▸ **What you have to do**:
Search the material below for the word "السلطات" and copy every line in which it occurs.

Stored records:
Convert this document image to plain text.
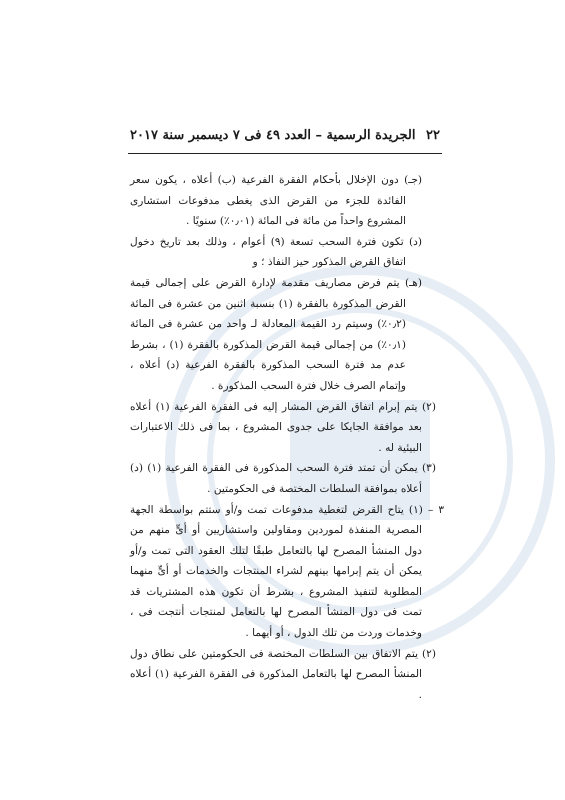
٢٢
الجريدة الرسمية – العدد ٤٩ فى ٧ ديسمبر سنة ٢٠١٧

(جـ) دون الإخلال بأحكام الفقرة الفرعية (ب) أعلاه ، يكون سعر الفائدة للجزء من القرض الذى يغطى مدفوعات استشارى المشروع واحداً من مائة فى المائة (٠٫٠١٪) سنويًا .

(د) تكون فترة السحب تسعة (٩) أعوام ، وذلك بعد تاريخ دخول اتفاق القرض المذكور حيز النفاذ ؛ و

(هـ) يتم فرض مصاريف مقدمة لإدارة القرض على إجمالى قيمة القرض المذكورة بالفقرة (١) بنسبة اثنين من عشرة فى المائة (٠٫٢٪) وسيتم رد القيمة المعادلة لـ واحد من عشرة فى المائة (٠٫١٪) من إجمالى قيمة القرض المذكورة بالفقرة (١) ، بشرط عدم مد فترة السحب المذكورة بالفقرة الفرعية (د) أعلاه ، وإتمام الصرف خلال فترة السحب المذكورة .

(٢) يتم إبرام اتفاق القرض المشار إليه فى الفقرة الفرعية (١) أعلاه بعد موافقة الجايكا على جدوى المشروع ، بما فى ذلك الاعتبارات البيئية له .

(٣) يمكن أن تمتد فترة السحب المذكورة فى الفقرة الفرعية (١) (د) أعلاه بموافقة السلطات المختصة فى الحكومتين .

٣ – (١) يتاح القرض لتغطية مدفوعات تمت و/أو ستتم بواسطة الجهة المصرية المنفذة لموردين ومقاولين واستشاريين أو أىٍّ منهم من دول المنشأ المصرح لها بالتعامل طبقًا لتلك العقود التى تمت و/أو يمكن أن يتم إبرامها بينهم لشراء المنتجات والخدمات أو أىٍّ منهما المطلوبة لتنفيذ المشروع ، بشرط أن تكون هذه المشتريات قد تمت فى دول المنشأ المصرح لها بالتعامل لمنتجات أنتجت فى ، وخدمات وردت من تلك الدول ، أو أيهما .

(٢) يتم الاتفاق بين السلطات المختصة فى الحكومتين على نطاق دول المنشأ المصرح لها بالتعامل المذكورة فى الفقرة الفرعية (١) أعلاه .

▸ **Exercise response**:
(٣) يمكن أن تمتد فترة السحب المذكورة فى الفقرة الفرعية (١) (د) أعلاه بموافقة السلطات المختصة فى الحكومتين .
(٢) يتم الاتفاق بين السلطات المختصة فى الحكومتين على نطاق دول المنشأ المصرح لها بالتعامل المذكورة فى الفقرة الفرعية (١) أعلاه .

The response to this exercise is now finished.